• **Dataset items**
"""
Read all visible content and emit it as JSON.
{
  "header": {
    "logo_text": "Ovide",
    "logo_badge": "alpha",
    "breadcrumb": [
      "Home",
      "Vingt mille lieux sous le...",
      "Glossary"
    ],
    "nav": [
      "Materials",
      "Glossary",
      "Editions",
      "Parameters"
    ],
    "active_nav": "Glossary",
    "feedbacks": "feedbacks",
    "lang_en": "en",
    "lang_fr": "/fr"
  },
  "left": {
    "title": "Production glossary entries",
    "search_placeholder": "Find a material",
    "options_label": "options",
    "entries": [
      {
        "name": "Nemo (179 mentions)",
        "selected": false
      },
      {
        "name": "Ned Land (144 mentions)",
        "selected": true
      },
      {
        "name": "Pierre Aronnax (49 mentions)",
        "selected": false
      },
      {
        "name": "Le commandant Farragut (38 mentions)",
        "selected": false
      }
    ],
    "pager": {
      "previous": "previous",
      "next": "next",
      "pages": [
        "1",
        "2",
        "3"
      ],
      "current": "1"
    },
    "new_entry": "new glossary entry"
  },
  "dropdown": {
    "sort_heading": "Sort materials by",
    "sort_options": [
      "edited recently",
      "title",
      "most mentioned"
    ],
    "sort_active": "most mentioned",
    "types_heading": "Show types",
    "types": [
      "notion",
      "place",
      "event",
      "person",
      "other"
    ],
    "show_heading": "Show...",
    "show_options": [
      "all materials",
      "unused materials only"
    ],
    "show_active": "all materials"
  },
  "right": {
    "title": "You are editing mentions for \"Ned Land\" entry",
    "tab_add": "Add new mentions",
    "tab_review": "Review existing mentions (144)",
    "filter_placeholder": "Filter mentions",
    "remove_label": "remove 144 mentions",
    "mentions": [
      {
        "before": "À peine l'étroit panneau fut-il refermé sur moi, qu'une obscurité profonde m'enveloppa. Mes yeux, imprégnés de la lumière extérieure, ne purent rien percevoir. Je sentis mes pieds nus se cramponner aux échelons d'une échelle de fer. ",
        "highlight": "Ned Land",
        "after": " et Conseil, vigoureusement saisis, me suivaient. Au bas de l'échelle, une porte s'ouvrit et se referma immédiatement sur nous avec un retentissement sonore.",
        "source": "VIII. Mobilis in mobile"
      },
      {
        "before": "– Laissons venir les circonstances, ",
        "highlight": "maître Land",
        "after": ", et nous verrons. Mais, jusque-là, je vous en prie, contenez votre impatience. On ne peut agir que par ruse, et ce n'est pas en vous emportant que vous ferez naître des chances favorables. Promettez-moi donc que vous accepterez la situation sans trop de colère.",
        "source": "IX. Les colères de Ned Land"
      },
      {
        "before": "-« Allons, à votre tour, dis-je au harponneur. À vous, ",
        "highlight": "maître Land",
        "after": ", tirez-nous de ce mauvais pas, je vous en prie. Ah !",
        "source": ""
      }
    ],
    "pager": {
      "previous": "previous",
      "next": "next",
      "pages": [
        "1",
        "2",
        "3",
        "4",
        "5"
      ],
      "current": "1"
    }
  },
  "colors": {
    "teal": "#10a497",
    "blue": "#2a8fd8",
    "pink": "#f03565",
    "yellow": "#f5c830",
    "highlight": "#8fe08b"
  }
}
"""
• **Work to be completed**
Write out every line of the records exactly.

• **Answer to the problem**
Read all visible content and emit it as JSON.
{
  "header": {
    "logo_text": "Ovide",
    "logo_badge": "alpha",
    "breadcrumb": [
      "Home",
      "Vingt mille lieux sous le...",
      "Glossary"
    ],
    "nav": [
      "Materials",
      "Glossary",
      "Editions",
      "Parameters"
    ],
    "active_nav": "Glossary",
    "feedbacks": "feedbacks",
    "lang_en": "en",
    "lang_fr": "/fr"
  },
  "left": {
    "title": "Production glossary entries",
    "search_placeholder": "Find a material",
    "options_label": "options",
    "entries": [
      {
        "name": "Nemo (179 mentions)",
        "selected": false
      },
      {
        "name": "Ned Land (144 mentions)",
        "selected": true
      },
      {
        "name": "Pierre Aronnax (49 mentions)",
        "selected": false
      },
      {
        "name": "Le commandant Farragut (38 mentions)",
        "selected": false
      }
    ],
    "pager": {
      "previous": "previous",
      "next": "next",
      "pages": [
        "1",
        "2",
        "3"
      ],
      "current": "1"
    },
    "new_entry": "new glossary entry"
  },
  "dropdown": {
    "sort_heading": "Sort materials by",
    "sort_options": [
      "edited recently",
      "title",
      "most mentioned"
    ],
    "sort_active": "most mentioned",
    "types_heading": "Show types",
    "types": [
      "notion",
      "place",
      "event",
      "person",
      "other"
    ],
    "show_heading": "Show...",
    "show_options": [
      "all materials",
      "unused materials only"
    ],
    "show_active": "all materials"
  },
  "right": {
    "title": "You are editing mentions for \"Ned Land\" entry",
    "tab_add": "Add new mentions",
    "tab_review": "Review existing mentions (144)",
    "filter_placeholder": "Filter mentions",
    "remove_label": "remove 144 mentions",
    "mentions": [
      {
        "before": "À peine l'étroit panneau fut-il refermé sur moi, qu'une obscurité profonde m'enveloppa. Mes yeux, imprégnés de la lumière extérieure, ne purent rien percevoir. Je sentis mes pieds nus se cramponner aux échelons d'une échelle de fer. ",
        "highlight": "Ned Land",
        "after": " et Conseil, vigoureusement saisis, me suivaient. Au bas de l'échelle, une porte s'ouvrit et se referma immédiatement sur nous avec un retentissement sonore.",
        "source": "VIII. Mobilis in mobile"
      },
      {
        "before": "– Laissons venir les circonstances, ",
        "highlight": "maître Land",
        "after": ", et nous verrons. Mais, jusque-là, je vous en prie, contenez votre impatience. On ne peut agir que par ruse, et ce n'est pas en vous emportant que vous ferez naître des chances favorables. Promettez-moi donc que vous accepterez la situation sans trop de colère.",
        "source": "IX. Les colères de Ned Land"
      },
      {
        "before": "-« Allons, à votre tour, dis-je au harponneur. À vous, ",
        "highlight": "maître Land",
        "after": ", tirez-nous de ce mauvais pas, je vous en prie. Ah !",
        "source": ""
      }
    ],
    "pager": {
      "previous": "previous",
      "next": "next",
      "pages": [
        "1",
        "2",
        "3",
        "4",
        "5"
      ],
      "current": "1"
    }
  },
  "colors": {
    "teal": "#10a497",
    "blue": "#2a8fd8",
    "pink": "#f03565",
    "yellow": "#f5c830",
    "highlight": "#8fe08b"
  }
}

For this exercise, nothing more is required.